» **SHORT EXERCISE**:
Every record should be written out exactly, with the pictures left out.

» **MATERIAL**:
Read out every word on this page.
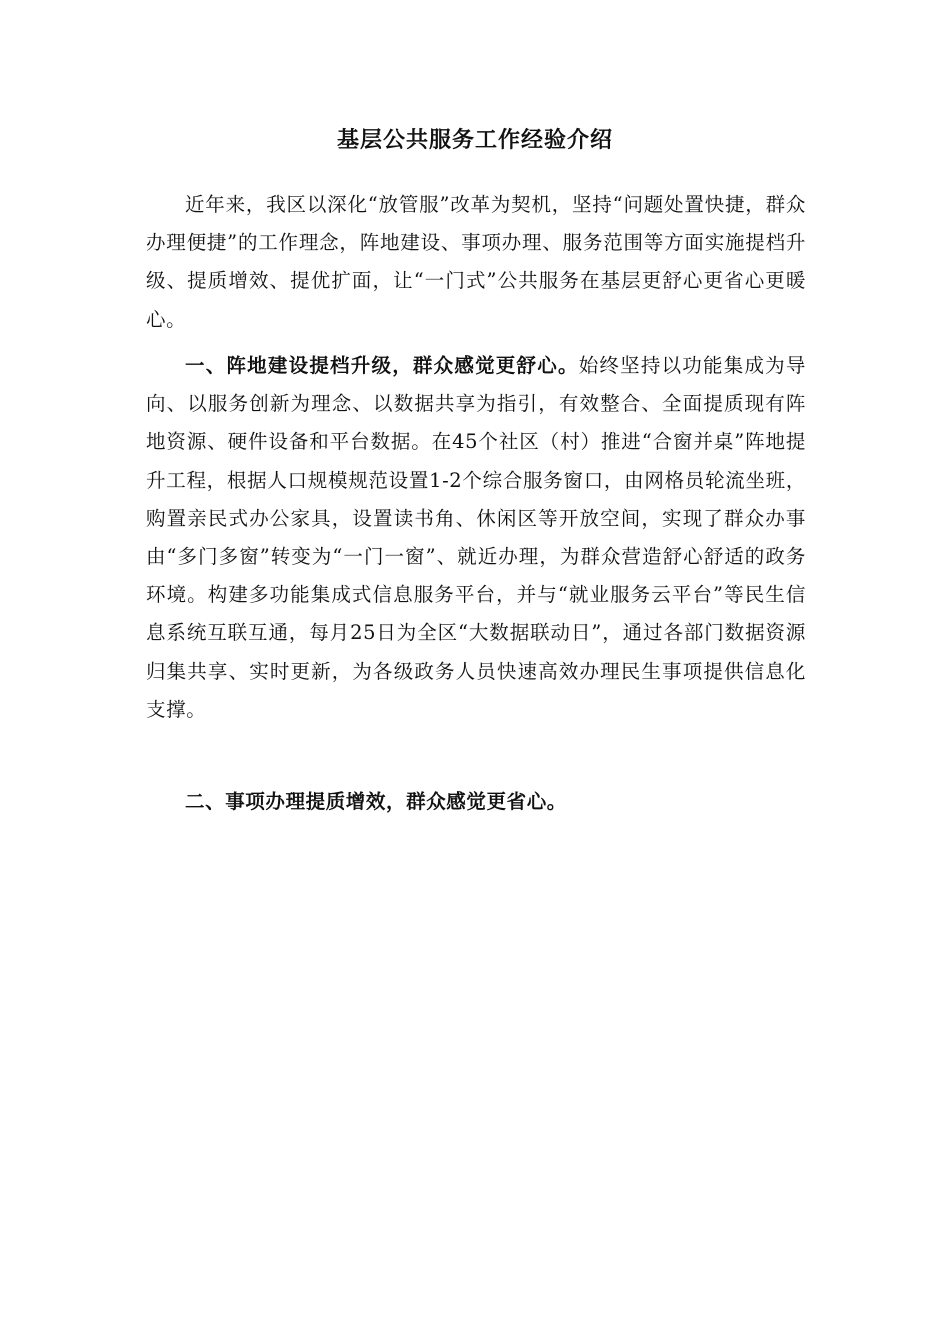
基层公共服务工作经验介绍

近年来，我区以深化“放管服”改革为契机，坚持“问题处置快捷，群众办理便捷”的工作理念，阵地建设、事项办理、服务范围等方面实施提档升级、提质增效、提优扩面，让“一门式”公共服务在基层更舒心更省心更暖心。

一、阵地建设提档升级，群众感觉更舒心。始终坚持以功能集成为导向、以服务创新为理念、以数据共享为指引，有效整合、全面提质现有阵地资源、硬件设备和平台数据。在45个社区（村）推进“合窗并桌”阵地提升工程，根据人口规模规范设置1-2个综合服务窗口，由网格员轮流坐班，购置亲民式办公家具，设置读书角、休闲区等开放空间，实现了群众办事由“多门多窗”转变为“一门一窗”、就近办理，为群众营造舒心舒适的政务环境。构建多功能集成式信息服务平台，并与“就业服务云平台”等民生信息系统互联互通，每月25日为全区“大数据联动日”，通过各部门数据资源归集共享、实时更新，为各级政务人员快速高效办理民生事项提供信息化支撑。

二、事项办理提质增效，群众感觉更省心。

» **THE COMPLETED TASK**:
Read out every word on this page.
基层公共服务工作经验介绍

近年来，我区以深化“放管服”改革为契机，坚持“问题处置快捷，群众办理便捷”的工作理念，阵地建设、事项办理、服务范围等方面实施提档升级、提质增效、提优扩面，让“一门式”公共服务在基层更舒心更省心更暖心。

一、阵地建设提档升级，群众感觉更舒心。始终坚持以功能集成为导向、以服务创新为理念、以数据共享为指引，有效整合、全面提质现有阵地资源、硬件设备和平台数据。在45个社区（村）推进“合窗并桌”阵地提升工程，根据人口规模规范设置1-2个综合服务窗口，由网格员轮流坐班，购置亲民式办公家具，设置读书角、休闲区等开放空间，实现了群众办事由“多门多窗”转变为“一门一窗”、就近办理，为群众营造舒心舒适的政务环境。构建多功能集成式信息服务平台，并与“就业服务云平台”等民生信息系统互联互通，每月25日为全区“大数据联动日”，通过各部门数据资源归集共享、实时更新，为各级政务人员快速高效办理民生事项提供信息化支撑。

二、事项办理提质增效，群众感觉更省心。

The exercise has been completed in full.